**Data supplied**

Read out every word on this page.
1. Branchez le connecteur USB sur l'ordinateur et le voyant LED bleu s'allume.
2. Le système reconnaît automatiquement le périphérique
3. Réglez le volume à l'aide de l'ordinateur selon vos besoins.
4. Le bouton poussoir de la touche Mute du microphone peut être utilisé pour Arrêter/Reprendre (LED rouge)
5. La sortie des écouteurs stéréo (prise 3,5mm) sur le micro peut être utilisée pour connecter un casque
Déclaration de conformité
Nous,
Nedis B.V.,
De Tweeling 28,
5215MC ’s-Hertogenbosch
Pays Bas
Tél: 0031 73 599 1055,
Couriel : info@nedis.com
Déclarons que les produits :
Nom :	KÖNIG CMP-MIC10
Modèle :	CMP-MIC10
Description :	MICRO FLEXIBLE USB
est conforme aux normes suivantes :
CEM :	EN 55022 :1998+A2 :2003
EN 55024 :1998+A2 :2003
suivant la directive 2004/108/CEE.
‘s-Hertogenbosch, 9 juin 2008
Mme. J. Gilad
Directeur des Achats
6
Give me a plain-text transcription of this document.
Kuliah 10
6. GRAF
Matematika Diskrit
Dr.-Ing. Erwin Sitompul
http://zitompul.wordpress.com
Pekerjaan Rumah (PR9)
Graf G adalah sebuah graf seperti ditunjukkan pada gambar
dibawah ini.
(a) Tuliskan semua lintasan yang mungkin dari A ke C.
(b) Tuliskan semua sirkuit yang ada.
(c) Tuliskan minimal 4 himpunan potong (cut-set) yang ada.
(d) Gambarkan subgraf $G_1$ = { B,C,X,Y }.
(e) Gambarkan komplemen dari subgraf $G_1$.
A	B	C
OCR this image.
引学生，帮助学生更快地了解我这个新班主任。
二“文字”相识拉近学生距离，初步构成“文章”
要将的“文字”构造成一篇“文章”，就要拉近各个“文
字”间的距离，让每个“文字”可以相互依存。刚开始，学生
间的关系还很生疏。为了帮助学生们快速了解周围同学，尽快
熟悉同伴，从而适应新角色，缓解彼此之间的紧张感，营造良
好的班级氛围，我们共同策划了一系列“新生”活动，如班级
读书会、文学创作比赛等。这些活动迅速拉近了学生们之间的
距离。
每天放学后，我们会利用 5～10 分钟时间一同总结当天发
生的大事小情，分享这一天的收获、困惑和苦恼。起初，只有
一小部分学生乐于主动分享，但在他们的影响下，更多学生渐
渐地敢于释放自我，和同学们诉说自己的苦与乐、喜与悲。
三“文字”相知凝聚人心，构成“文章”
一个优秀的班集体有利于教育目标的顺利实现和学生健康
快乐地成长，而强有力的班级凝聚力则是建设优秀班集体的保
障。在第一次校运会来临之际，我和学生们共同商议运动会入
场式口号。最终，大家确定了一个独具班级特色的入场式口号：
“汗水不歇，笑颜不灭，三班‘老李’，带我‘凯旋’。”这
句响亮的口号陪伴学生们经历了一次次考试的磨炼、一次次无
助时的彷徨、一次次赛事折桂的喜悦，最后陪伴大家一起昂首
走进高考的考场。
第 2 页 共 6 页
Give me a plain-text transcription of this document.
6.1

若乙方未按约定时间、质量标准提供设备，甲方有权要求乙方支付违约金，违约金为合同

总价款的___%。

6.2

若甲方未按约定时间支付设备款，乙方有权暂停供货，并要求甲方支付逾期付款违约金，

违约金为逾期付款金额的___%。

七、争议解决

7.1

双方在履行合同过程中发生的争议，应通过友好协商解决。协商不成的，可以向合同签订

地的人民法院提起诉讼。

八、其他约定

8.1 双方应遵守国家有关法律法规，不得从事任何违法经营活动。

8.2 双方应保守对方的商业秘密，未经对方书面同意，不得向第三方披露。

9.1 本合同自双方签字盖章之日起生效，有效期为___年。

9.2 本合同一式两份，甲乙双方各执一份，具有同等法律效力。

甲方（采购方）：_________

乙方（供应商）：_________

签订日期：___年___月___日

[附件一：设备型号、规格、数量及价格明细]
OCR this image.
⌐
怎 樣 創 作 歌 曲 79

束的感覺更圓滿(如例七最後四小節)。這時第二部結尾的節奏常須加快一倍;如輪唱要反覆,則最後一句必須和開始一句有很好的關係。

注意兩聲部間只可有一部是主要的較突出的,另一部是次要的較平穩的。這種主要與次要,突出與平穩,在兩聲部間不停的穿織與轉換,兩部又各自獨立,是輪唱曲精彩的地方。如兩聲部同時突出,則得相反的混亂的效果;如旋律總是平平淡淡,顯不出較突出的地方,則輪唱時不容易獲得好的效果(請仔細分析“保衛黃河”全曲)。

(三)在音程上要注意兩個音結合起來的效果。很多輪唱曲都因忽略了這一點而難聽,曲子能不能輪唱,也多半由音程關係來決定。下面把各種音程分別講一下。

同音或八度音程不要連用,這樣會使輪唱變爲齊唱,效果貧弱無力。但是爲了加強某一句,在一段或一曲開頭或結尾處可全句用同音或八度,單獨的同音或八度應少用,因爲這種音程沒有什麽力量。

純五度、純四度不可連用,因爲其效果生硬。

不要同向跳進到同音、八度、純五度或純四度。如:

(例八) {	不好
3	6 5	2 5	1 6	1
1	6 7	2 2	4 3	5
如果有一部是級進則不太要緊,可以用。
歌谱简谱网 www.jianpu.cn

**Directions**
Write out every entry again, keeping each line exactly the same.

**Reply to the task**
Read out every word on this page.
1. Branchez le connecteur USB sur l'ordinateur et le voyant LED bleu s'allume.
2. Le système reconnaît automatiquement le périphérique
3. Réglez le volume à l'aide de l'ordinateur selon vos besoins.
4. Le bouton poussoir de la touche Mute du microphone peut être utilisé pour Arrêter/Reprendre (LED rouge)
5. La sortie des écouteurs stéréo (prise 3,5mm) sur le micro peut être utilisée pour connecter un casque
Déclaration de conformité
Nous,
Nedis B.V.,
De Tweeling 28,
5215MC ’s-Hertogenbosch
Pays Bas
Tél: 0031 73 599 1055,
Couriel : info@nedis.com
Déclarons que les produits :
Nom :	KÖNIG CMP-MIC10
Modèle :	CMP-MIC10
Description :	MICRO FLEXIBLE USB
est conforme aux normes suivantes :
CEM :	EN 55022 :1998+A2 :2003
EN 55024 :1998+A2 :2003
suivant la directive 2004/108/CEE.
‘s-Hertogenbosch, 9 juin 2008
Mme. J. Gilad
Directeur des Achats
6
Give me a plain-text transcription of this document.
Kuliah 10
6. GRAF
Matematika Diskrit
Dr.-Ing. Erwin Sitompul
http://zitompul.wordpress.com
Pekerjaan Rumah (PR9)
Graf G adalah sebuah graf seperti ditunjukkan pada gambar
dibawah ini.
(a) Tuliskan semua lintasan yang mungkin dari A ke C.
(b) Tuliskan semua sirkuit yang ada.
(c) Tuliskan minimal 4 himpunan potong (cut-set) yang ada.
(d) Gambarkan subgraf $G_1$ = { B,C,X,Y }.
(e) Gambarkan komplemen dari subgraf $G_1$.
A	B	C
OCR this image.
引学生，帮助学生更快地了解我这个新班主任。
二“文字”相识拉近学生距离，初步构成“文章”
要将的“文字”构造成一篇“文章”，就要拉近各个“文
字”间的距离，让每个“文字”可以相互依存。刚开始，学生
间的关系还很生疏。为了帮助学生们快速了解周围同学，尽快
熟悉同伴，从而适应新角色，缓解彼此之间的紧张感，营造良
好的班级氛围，我们共同策划了一系列“新生”活动，如班级
读书会、文学创作比赛等。这些活动迅速拉近了学生们之间的
距离。
每天放学后，我们会利用 5～10 分钟时间一同总结当天发
生的大事小情，分享这一天的收获、困惑和苦恼。起初，只有
一小部分学生乐于主动分享，但在他们的影响下，更多学生渐
渐地敢于释放自我，和同学们诉说自己的苦与乐、喜与悲。
三“文字”相知凝聚人心，构成“文章”
一个优秀的班集体有利于教育目标的顺利实现和学生健康
快乐地成长，而强有力的班级凝聚力则是建设优秀班集体的保
障。在第一次校运会来临之际，我和学生们共同商议运动会入
场式口号。最终，大家确定了一个独具班级特色的入场式口号：
“汗水不歇，笑颜不灭，三班‘老李’，带我‘凯旋’。”这
句响亮的口号陪伴学生们经历了一次次考试的磨炼、一次次无
助时的彷徨、一次次赛事折桂的喜悦，最后陪伴大家一起昂首
走进高考的考场。
第 2 页 共 6 页
Give me a plain-text transcription of this document.
6.1

若乙方未按约定时间、质量标准提供设备，甲方有权要求乙方支付违约金，违约金为合同

总价款的___%。

6.2

若甲方未按约定时间支付设备款，乙方有权暂停供货，并要求甲方支付逾期付款违约金，

违约金为逾期付款金额的___%。

七、争议解决

7.1

双方在履行合同过程中发生的争议，应通过友好协商解决。协商不成的，可以向合同签订

地的人民法院提起诉讼。

八、其他约定

8.1 双方应遵守国家有关法律法规，不得从事任何违法经营活动。

8.2 双方应保守对方的商业秘密，未经对方书面同意，不得向第三方披露。

9.1 本合同自双方签字盖章之日起生效，有效期为___年。

9.2 本合同一式两份，甲乙双方各执一份，具有同等法律效力。

甲方（采购方）：_________

乙方（供应商）：_________

签订日期：___年___月___日

[附件一：设备型号、规格、数量及价格明细]
OCR this image.
⌐
怎 樣 創 作 歌 曲 79

束的感覺更圓滿(如例七最後四小節)。這時第二部結尾的節奏常須加快一倍;如輪唱要反覆,則最後一句必須和開始一句有很好的關係。

注意兩聲部間只可有一部是主要的較突出的,另一部是次要的較平穩的。這種主要與次要,突出與平穩,在兩聲部間不停的穿織與轉換,兩部又各自獨立,是輪唱曲精彩的地方。如兩聲部同時突出,則得相反的混亂的效果;如旋律總是平平淡淡,顯不出較突出的地方,則輪唱時不容易獲得好的效果(請仔細分析“保衛黃河”全曲)。

(三)在音程上要注意兩個音結合起來的效果。很多輪唱曲都因忽略了這一點而難聽,曲子能不能輪唱,也多半由音程關係來決定。下面把各種音程分別講一下。

同音或八度音程不要連用,這樣會使輪唱變爲齊唱,效果貧弱無力。但是爲了加強某一句,在一段或一曲開頭或結尾處可全句用同音或八度,單獨的同音或八度應少用,因爲這種音程沒有什麽力量。

純五度、純四度不可連用,因爲其效果生硬。

不要同向跳進到同音、八度、純五度或純四度。如:

(例八) {	不好
3	6 5	2 5	1 6	1
1	6 7	2 2	4 3	5
如果有一部是級進則不太要緊,可以用。
歌谱简谱网 www.jianpu.cn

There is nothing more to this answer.